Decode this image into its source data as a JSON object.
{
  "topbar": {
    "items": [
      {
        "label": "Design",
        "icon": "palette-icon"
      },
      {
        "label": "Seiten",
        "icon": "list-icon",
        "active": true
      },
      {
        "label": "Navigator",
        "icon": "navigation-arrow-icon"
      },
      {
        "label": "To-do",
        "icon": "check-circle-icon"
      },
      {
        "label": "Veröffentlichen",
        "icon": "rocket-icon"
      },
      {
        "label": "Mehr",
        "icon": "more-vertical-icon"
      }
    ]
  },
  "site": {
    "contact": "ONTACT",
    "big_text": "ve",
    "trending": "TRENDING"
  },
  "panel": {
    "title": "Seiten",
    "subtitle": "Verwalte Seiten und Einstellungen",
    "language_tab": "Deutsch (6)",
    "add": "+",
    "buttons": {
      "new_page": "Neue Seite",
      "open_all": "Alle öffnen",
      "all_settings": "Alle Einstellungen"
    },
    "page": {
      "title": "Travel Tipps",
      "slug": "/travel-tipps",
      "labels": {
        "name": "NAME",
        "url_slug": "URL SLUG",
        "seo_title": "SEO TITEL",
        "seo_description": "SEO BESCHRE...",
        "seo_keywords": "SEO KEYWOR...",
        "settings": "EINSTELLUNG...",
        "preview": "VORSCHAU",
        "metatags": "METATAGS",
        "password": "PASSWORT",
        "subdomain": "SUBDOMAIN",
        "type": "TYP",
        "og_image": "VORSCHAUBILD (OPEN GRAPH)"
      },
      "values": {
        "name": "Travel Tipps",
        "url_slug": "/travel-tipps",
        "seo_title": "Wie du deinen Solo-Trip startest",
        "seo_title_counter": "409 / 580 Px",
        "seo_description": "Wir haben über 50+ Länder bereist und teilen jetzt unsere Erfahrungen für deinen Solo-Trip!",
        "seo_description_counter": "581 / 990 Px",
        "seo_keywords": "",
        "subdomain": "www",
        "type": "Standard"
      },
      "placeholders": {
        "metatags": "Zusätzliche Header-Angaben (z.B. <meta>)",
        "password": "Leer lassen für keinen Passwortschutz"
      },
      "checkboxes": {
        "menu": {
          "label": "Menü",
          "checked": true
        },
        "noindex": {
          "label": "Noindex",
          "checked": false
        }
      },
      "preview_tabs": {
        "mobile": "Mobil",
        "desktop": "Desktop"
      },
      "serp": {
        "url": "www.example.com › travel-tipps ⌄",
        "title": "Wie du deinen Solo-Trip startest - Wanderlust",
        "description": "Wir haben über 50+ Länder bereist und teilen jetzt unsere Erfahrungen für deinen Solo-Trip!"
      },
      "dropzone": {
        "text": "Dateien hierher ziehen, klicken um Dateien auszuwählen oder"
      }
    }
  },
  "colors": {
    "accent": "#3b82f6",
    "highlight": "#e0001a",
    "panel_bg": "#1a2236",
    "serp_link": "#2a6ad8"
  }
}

━━━

Directions for this task:
Which lines hold the word "Seiten"? Show each one.

Output for this exercise:
        "label": "Seiten",
    "title": "Seiten",
    "subtitle": "Verwalte Seiten und Einstellungen",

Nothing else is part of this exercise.